---------- EXERCISE MATERIAL

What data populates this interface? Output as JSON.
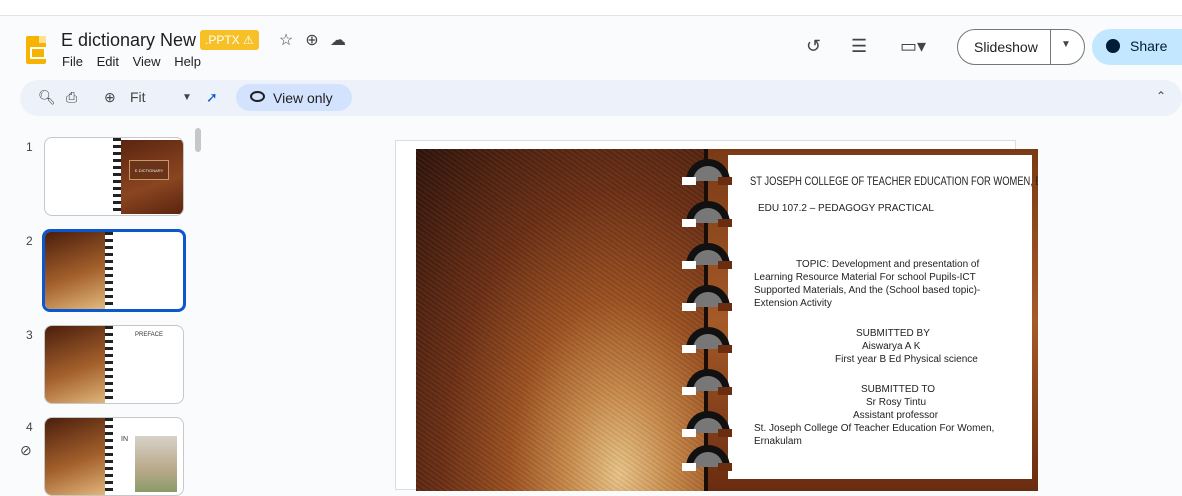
{
  "header": {
    "doc_title": "E dictionary New",
    "badge": ".PPTX",
    "badge_icon": "warning-icon",
    "menu": [
      "File",
      "Edit",
      "View",
      "Help"
    ],
    "slideshow_label": "Slideshow",
    "share_label": "Share"
  },
  "toolbar": {
    "zoom": "Fit",
    "view_only_label": "View only"
  },
  "filmstrip": {
    "slides": [
      {
        "number": "1",
        "thumb_text": "E-DICTIONARY"
      },
      {
        "number": "2",
        "thumb_text": ""
      },
      {
        "number": "3",
        "thumb_text": "PREFACE"
      },
      {
        "number": "4",
        "thumb_text": "IN"
      }
    ]
  },
  "slide": {
    "title": "ST JOSEPH COLLEGE OF TEACHER EDUCATION FOR WOMEN, ERNAKULAM",
    "course": "EDU 107.2 – PEDAGOGY PRACTICAL",
    "topic_l1": "TOPIC: Development and presentation of",
    "topic_l2": "Learning Resource Material For school Pupils-ICT",
    "topic_l3": "Supported Materials, And the (School based topic)-",
    "topic_l4": "Extension Activity",
    "submitted_by_label": "SUBMITTED BY",
    "submitted_by_name": "Aiswarya A K",
    "submitted_by_detail": "First year B Ed Physical science",
    "submitted_to_label": "SUBMITTED TO",
    "submitted_to_name": "Sr Rosy Tintu",
    "submitted_to_role": "Assistant professor",
    "submitted_to_inst_l1": "St. Joseph College Of Teacher Education For Women,",
    "submitted_to_inst_l2": "Ernakulam"
  }
}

--------------------

(WHAT IS NEEDED): Every entry must be written out exactly, with all pictures left out.

(EXERCISE RESPONSE):
What data populates this interface? Output as JSON.
{
  "header": {
    "doc_title": "E dictionary New",
    "badge": ".PPTX",
    "badge_icon": "warning-icon",
    "menu": [
      "File",
      "Edit",
      "View",
      "Help"
    ],
    "slideshow_label": "Slideshow",
    "share_label": "Share"
  },
  "toolbar": {
    "zoom": "Fit",
    "view_only_label": "View only"
  },
  "filmstrip": {
    "slides": [
      {
        "number": "1",
        "thumb_text": "E-DICTIONARY"
      },
      {
        "number": "2",
        "thumb_text": ""
      },
      {
        "number": "3",
        "thumb_text": "PREFACE"
      },
      {
        "number": "4",
        "thumb_text": "IN"
      }
    ]
  },
  "slide": {
    "title": "ST JOSEPH COLLEGE OF TEACHER EDUCATION FOR WOMEN, ERNAKULAM",
    "course": "EDU 107.2 – PEDAGOGY PRACTICAL",
    "topic_l1": "TOPIC: Development and presentation of",
    "topic_l2": "Learning Resource Material For school Pupils-ICT",
    "topic_l3": "Supported Materials, And the (School based topic)-",
    "topic_l4": "Extension Activity",
    "submitted_by_label": "SUBMITTED BY",
    "submitted_by_name": "Aiswarya A K",
    "submitted_by_detail": "First year B Ed Physical science",
    "submitted_to_label": "SUBMITTED TO",
    "submitted_to_name": "Sr Rosy Tintu",
    "submitted_to_role": "Assistant professor",
    "submitted_to_inst_l1": "St. Joseph College Of Teacher Education For Women,",
    "submitted_to_inst_l2": "Ernakulam"
  }
}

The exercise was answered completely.